- TASK DETAILS
Return all lines with the word "power" in them.

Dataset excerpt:

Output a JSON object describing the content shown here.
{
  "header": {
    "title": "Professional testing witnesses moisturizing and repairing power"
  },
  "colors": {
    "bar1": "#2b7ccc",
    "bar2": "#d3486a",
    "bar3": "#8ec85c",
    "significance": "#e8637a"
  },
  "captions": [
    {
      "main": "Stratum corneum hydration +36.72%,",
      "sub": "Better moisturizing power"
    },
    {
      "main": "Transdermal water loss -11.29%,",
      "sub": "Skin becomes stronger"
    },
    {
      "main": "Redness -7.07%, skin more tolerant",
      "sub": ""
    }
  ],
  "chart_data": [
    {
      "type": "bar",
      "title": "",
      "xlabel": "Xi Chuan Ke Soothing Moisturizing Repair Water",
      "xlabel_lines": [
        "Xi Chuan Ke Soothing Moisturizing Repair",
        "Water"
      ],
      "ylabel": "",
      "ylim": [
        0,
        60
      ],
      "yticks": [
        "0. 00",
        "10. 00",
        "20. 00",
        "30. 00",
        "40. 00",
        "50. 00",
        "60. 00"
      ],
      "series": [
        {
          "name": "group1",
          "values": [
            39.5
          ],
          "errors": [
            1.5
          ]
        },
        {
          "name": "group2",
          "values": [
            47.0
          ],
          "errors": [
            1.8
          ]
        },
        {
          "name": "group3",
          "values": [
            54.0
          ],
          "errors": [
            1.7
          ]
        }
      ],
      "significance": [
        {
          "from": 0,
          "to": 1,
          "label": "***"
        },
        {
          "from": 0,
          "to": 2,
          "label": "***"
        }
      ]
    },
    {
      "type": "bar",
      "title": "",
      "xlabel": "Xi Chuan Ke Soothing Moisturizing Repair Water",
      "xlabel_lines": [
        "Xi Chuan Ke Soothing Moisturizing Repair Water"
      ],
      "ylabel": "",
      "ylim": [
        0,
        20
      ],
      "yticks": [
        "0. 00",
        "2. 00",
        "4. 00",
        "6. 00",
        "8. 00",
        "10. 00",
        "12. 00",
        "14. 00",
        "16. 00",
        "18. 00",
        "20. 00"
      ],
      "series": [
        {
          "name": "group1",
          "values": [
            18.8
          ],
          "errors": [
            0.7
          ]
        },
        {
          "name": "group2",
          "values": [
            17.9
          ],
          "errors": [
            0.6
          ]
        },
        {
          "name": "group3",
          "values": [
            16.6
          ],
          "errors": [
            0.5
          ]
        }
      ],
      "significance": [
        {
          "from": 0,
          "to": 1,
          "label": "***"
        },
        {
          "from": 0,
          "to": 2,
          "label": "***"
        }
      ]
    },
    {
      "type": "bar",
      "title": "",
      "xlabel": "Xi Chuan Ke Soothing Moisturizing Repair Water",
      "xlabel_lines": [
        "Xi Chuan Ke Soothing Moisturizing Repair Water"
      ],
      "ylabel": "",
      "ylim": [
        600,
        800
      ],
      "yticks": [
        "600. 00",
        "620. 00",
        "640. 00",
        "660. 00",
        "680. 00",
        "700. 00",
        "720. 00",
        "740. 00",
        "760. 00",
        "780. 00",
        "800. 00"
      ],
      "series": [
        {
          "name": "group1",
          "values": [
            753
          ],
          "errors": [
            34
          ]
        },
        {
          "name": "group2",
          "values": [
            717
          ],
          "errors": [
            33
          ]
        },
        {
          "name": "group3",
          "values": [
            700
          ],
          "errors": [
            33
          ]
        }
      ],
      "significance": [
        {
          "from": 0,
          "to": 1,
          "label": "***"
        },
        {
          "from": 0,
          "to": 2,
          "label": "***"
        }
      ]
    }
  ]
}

- RESPONSE TO THIS EXERCISE
    "title": "Professional testing witnesses moisturizing and repairing power"
      "sub": "Better moisturizing power"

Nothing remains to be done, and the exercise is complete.